::: RECORDS SHOWN :::

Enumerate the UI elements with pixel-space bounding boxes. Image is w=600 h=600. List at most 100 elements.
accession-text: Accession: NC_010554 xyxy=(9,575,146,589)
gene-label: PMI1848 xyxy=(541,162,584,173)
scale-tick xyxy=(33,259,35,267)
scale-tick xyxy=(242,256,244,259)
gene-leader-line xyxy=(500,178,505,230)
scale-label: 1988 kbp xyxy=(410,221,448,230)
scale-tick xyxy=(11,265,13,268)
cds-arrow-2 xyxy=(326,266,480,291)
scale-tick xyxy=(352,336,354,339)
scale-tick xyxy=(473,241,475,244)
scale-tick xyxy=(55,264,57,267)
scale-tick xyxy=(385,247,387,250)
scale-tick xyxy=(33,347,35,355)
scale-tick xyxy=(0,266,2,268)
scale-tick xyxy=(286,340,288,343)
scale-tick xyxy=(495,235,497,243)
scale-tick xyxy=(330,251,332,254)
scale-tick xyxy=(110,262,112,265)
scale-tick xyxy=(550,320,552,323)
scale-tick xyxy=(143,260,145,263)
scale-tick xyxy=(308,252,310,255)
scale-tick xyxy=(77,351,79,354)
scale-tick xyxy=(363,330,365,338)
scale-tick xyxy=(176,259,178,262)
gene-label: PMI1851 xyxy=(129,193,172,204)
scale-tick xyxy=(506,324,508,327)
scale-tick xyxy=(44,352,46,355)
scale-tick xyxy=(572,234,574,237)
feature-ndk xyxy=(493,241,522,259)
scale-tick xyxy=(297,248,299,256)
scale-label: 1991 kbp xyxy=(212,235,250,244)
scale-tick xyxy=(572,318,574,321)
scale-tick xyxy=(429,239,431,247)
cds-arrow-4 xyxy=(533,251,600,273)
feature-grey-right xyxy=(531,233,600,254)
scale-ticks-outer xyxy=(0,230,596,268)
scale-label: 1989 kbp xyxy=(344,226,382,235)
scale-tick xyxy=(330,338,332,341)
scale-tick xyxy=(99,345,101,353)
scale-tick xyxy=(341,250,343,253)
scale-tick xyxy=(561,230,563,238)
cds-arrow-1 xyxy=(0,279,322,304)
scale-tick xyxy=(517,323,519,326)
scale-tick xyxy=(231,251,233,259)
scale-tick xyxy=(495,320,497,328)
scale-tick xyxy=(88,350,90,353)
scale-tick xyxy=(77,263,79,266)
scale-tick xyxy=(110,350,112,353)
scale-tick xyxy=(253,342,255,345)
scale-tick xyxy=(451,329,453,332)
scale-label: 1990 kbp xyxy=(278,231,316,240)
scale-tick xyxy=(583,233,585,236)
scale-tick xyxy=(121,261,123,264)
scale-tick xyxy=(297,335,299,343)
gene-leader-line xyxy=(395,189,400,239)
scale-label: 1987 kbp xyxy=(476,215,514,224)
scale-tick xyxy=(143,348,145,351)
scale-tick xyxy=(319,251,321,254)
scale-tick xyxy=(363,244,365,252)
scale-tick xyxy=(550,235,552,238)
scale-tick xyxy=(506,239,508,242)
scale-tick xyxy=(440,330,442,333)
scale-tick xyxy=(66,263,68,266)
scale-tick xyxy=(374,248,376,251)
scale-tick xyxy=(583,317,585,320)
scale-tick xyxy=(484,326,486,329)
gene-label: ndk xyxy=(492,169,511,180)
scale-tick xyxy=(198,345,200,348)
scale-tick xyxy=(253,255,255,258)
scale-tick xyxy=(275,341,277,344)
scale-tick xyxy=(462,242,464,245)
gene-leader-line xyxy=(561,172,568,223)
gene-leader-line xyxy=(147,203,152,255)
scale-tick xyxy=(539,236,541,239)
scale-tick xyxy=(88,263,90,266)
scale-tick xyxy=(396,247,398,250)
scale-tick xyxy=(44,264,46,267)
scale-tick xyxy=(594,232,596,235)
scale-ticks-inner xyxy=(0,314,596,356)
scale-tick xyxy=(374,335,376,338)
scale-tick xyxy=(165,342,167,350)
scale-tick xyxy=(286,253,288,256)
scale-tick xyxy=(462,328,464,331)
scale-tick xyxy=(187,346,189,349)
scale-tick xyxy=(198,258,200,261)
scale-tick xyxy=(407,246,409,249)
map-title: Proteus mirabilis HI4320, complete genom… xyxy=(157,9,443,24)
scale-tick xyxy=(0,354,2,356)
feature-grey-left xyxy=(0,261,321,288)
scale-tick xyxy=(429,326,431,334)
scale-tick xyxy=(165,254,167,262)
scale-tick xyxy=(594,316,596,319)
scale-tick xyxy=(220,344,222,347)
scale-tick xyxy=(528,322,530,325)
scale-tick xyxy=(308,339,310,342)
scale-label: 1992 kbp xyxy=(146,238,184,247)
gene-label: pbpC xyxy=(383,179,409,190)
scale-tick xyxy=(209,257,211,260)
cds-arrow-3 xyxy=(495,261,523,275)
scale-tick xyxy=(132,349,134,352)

:::

» **WHAT TO DO**: The expected answer is every line above in which the word "grey" appears.

» **OUTPUT OF THE TASK**:
feature-grey-right xyxy=(531,233,600,254)
feature-grey-left xyxy=(0,261,321,288)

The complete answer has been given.